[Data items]
-------------------------
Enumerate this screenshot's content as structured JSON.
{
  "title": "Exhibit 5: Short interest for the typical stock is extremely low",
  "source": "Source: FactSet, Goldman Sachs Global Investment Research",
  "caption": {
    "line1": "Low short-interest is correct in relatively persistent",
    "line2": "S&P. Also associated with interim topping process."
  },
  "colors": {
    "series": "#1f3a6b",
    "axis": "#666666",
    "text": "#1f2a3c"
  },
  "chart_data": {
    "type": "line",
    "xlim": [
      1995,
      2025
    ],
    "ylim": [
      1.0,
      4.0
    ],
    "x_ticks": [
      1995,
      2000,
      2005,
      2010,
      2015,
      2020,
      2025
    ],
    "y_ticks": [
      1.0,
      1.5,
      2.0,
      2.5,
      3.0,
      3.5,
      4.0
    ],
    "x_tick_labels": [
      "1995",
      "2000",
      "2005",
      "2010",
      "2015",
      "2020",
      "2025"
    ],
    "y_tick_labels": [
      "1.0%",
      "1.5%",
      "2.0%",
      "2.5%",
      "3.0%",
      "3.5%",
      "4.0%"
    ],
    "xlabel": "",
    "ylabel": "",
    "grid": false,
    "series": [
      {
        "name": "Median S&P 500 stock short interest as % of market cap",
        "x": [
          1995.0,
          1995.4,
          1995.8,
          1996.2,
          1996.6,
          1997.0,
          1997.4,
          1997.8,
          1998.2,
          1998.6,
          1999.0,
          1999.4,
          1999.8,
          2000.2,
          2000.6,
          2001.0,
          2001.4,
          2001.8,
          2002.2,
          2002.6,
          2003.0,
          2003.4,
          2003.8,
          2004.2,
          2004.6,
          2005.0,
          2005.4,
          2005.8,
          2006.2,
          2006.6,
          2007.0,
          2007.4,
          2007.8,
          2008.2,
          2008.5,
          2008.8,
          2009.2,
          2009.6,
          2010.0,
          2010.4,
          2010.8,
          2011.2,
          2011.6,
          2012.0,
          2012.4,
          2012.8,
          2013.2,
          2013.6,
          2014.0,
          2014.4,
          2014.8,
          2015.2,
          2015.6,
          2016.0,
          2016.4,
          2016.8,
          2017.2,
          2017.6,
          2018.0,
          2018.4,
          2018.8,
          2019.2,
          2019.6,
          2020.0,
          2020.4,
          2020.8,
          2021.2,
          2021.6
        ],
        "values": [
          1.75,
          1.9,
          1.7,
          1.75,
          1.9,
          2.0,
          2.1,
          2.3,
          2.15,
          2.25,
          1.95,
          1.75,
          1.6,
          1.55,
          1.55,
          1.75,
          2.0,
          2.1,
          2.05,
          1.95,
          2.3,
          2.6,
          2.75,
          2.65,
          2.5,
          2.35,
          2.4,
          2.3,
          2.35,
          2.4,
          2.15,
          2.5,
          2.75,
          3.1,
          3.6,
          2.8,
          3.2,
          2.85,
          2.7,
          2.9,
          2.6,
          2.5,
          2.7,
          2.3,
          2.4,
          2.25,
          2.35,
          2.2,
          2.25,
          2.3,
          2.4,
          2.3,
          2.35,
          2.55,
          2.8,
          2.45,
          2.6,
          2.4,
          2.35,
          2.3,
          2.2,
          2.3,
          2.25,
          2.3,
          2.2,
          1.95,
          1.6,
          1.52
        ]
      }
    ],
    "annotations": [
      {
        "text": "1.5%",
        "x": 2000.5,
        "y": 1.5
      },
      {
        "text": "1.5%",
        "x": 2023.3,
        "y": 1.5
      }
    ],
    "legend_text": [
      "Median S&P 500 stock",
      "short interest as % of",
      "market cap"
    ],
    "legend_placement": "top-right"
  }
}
-------------------------
**EXERCISE REQUIREMENTS**:
Say, as a bare number, how many lines in the entries above include the string "stock".

**TASK RESULT**:
3